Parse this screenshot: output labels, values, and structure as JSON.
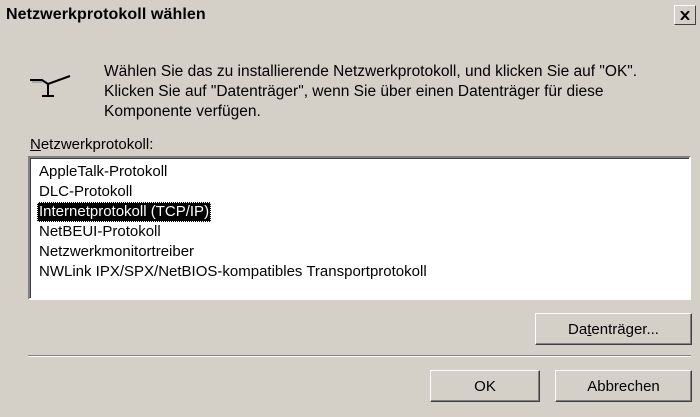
{
  "dialog": {
    "title": "Netzwerkprotokoll wählen",
    "close_glyph": "×",
    "icon": "network-protocol-icon",
    "intro_text": "Wählen Sie das zu installierende Netzwerkprotokoll, und klicken Sie auf \"OK\". Klicken Sie auf \"Datenträger\", wenn Sie über einen Datenträger für diese Komponente verfügen.",
    "list_label_prefix": "N",
    "list_label_rest": "etzwerkprotokoll:",
    "protocols": [
      {
        "label": "AppleTalk-Protokoll",
        "selected": false
      },
      {
        "label": "DLC-Protokoll",
        "selected": false
      },
      {
        "label": "Internetprotokoll (TCP/IP)",
        "selected": true
      },
      {
        "label": "NetBEUI-Protokoll",
        "selected": false
      },
      {
        "label": "Netzwerkmonitortreiber",
        "selected": false
      },
      {
        "label": "NWLink IPX/SPX/NetBIOS-kompatibles Transportprotokoll",
        "selected": false
      }
    ],
    "buttons": {
      "disk_pre": "Da",
      "disk_accel": "t",
      "disk_post": "enträger...",
      "ok": "OK",
      "cancel": "Abbrechen"
    }
  },
  "colors": {
    "face": "#d4d0c8",
    "selection_bg": "#000000",
    "selection_fg": "#ffffff"
  }
}
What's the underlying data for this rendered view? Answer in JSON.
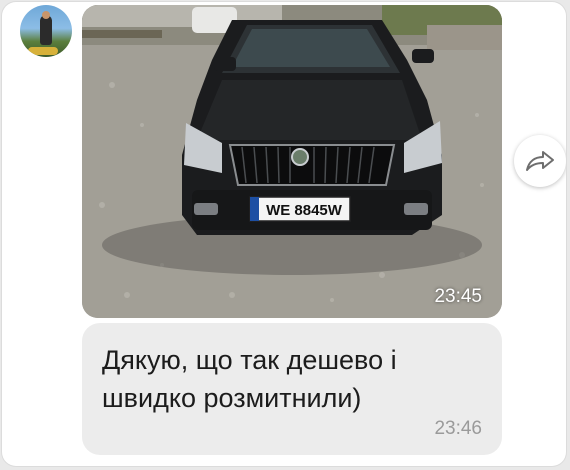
{
  "chat": {
    "avatar_icon": "profile-photo",
    "photo_message": {
      "image_alt": "car-photo",
      "plate": "WE 8845W",
      "time": "23:45"
    },
    "forward_icon": "share-arrow-icon",
    "text_message": {
      "line1": "Дякую, що так дешево і",
      "line2": "швидко розмитнили)",
      "time": "23:46"
    }
  },
  "colors": {
    "bubble_bg": "#ececec",
    "time_grey": "#9a9a9a",
    "text": "#1c1c1c"
  }
}
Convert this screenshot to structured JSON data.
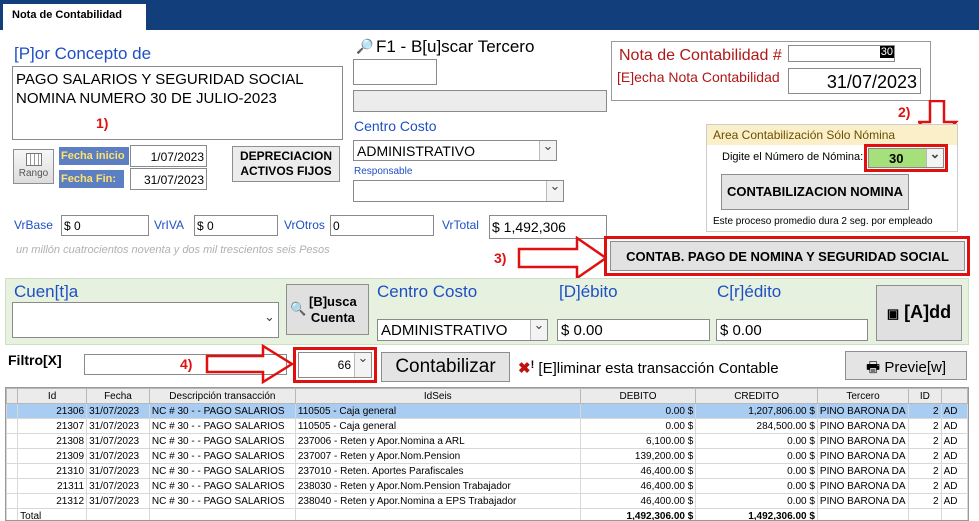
{
  "window": {
    "tab_title": "Nota de Contabilidad"
  },
  "concepto": {
    "label": "[P]or Concepto de",
    "text": "PAGO SALARIOS Y SEGURIDAD SOCIAL\nNOMINA NUMERO 30 DE JULIO-2023",
    "annotation": "1)"
  },
  "rango": {
    "button": "Rango",
    "fecha_inicio_label": "Fecha inicio",
    "fecha_inicio": "1/07/2023",
    "fecha_fin_label": "Fecha Fin:",
    "fecha_fin": "31/07/2023"
  },
  "depreciacion_button": "DEPRECIACION\nACTIVOS FIJOS",
  "tercero": {
    "label": "F1 - B[u]scar Tercero",
    "code": "",
    "name": ""
  },
  "centro_costo": {
    "label": "Centro Costo",
    "value": "ADMINISTRATIVO",
    "responsable_label": "Responsable",
    "responsable": ""
  },
  "nota": {
    "label": "Nota de Contabilidad #",
    "number": "30",
    "fecha_label": "[E]echa Nota Contabilidad",
    "fecha": "31/07/2023"
  },
  "nomina": {
    "annotation": "2)",
    "title": "Area Contabilización Sólo Nómina",
    "digite_label": "Digite el Número de Nómina:",
    "number": "30",
    "button": "CONTABILIZACION NOMINA",
    "note": "Este proceso promedio dura 2 seg. por empleado"
  },
  "valores": {
    "base_label": "VrBase",
    "base": "$ 0",
    "iva_label": "VrIVA",
    "iva": "$ 0",
    "otros_label": "VrOtros",
    "otros": "0",
    "total_label": "VrTotal",
    "total": "$ 1,492,306",
    "words": "un millón cuatrocientos noventa y dos mil trescientos seis Pesos"
  },
  "pago": {
    "annotation": "3)",
    "button": "CONTAB. PAGO DE NOMINA Y SEGURIDAD SOCIAL"
  },
  "entrada": {
    "cuenta_label": "Cuen[t]a",
    "busca_button": "[B]usca\nCuenta",
    "cc_label": "Centro Costo",
    "cc_value": "ADMINISTRATIVO",
    "debito_label": "[D]ébito",
    "debito": "$ 0.00",
    "credito_label": "C[r]édito",
    "credito": "$ 0.00",
    "add_button": "[A]dd"
  },
  "filtro": {
    "label": "Filtro[X]",
    "value": "",
    "annotation": "4)",
    "combo": "66",
    "contabilizar": "Contabilizar",
    "eliminar": "[E]liminar esta transacción Contable",
    "preview": "Previe[w]"
  },
  "grid": {
    "headers": [
      "Id",
      "Fecha",
      "Descripción transacción",
      "IdSeis",
      "DEBITO",
      "CREDITO",
      "Tercero",
      "ID",
      ""
    ],
    "rows": [
      [
        "21306",
        "31/07/2023",
        "NC # 30 -  - PAGO SALARIOS",
        "110505 - Caja general",
        "0.00 $",
        "1,207,806.00 $",
        "PINO BARONA DA",
        "2",
        "AD"
      ],
      [
        "21307",
        "31/07/2023",
        "NC # 30 -  - PAGO SALARIOS",
        "110505 - Caja general",
        "0.00 $",
        "284,500.00 $",
        "PINO BARONA DA",
        "2",
        "AD"
      ],
      [
        "21308",
        "31/07/2023",
        "NC # 30 -  - PAGO SALARIOS",
        "237006 - Reten y Apor.Nomina a ARL",
        "6,100.00 $",
        "0.00 $",
        "PINO BARONA DA",
        "2",
        "AD"
      ],
      [
        "21309",
        "31/07/2023",
        "NC # 30 -  - PAGO SALARIOS",
        "237007 - Reten y Apor.Nom.Pension",
        "139,200.00 $",
        "0.00 $",
        "PINO BARONA DA",
        "2",
        "AD"
      ],
      [
        "21310",
        "31/07/2023",
        "NC # 30 -  - PAGO SALARIOS",
        "237010 - Reten. Aportes Parafiscales",
        "46,400.00 $",
        "0.00 $",
        "PINO BARONA DA",
        "2",
        "AD"
      ],
      [
        "21311",
        "31/07/2023",
        "NC # 30 -  - PAGO SALARIOS",
        "238030 - Reten y Apor.Nom.Pension Trabajador",
        "46,400.00 $",
        "0.00 $",
        "PINO BARONA DA",
        "2",
        "AD"
      ],
      [
        "21312",
        "31/07/2023",
        "NC # 30 -  - PAGO SALARIOS",
        "238040 - Reten y Apor.Nomina a EPS Trabajador",
        "46,400.00 $",
        "0.00 $",
        "PINO BARONA DA",
        "2",
        "AD"
      ]
    ],
    "total_label": "Total",
    "total_debito": "1,492,306.00 $",
    "total_credito": "1,492,306.00 $"
  },
  "colors": {
    "title_bar": "#123f7c",
    "label_blue": "#1f4fc4",
    "label_red": "#b01818",
    "arrow_red": "#e01010",
    "panel_green": "#e6f2df",
    "nomina_combo": "#a6e07a"
  }
}
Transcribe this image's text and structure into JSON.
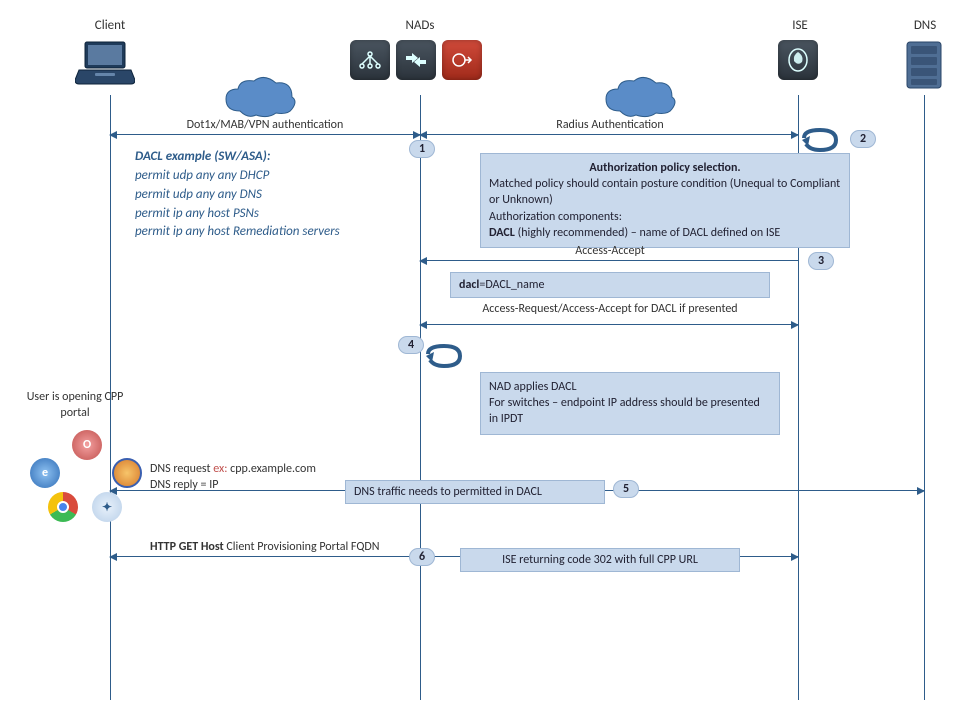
{
  "actors": {
    "client": "Client",
    "nads": "NADs",
    "ise": "ISE",
    "dns": "DNS"
  },
  "messages": {
    "auth_left": "Dot1x/MAB/VPN  authentication",
    "auth_right": "Radius Authentication",
    "access_accept": "Access-Accept",
    "dacl_box": "dacl=DACL_name",
    "access_request": "Access-Request/Access-Accept for DACL  if presented",
    "dns_request_pre": "DNS request ",
    "dns_request_ex": "ex:",
    "dns_request_post": " cpp.example.com",
    "dns_reply": "DNS reply = IP",
    "dns_traffic": "DNS traffic needs to permitted  in DACL",
    "http_get": "HTTP  GET Host Client Provisioning Portal FQDN",
    "ise_302": "ISE returning code 302 with full CPP URL"
  },
  "boxes": {
    "authz_title": "Authorization  policy selection.",
    "authz_l1": "Matched policy should contain posture condition (Unequal to Compliant or Unknown)",
    "authz_l2": "Authorization components:",
    "authz_l3_prefix": "DACL ",
    "authz_l3_rest": "(highly recommended) – name of DACL defined on ISE",
    "nad_applies_l1": "NAD applies DACL",
    "nad_applies_l2": "For switches – endpoint IP address should be presented  in IPDT"
  },
  "dacl": {
    "title": "DACL example (SW/ASA):",
    "l1": "permit udp any any  DHCP",
    "l2": "permit udp any any DNS",
    "l3": "permit ip any host PSNs",
    "l4": "permit ip any host Remediation servers"
  },
  "side": {
    "user_opening": "User is opening CPP portal"
  },
  "steps": {
    "s1": "1",
    "s2": "2",
    "s3": "3",
    "s4": "4",
    "s5": "5",
    "s6": "6"
  }
}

····················

◆ TASK DIRECTIONS:
Say how many lines above contain the string "Access". Answer with the number only.

◆ THE RESPONSE:
2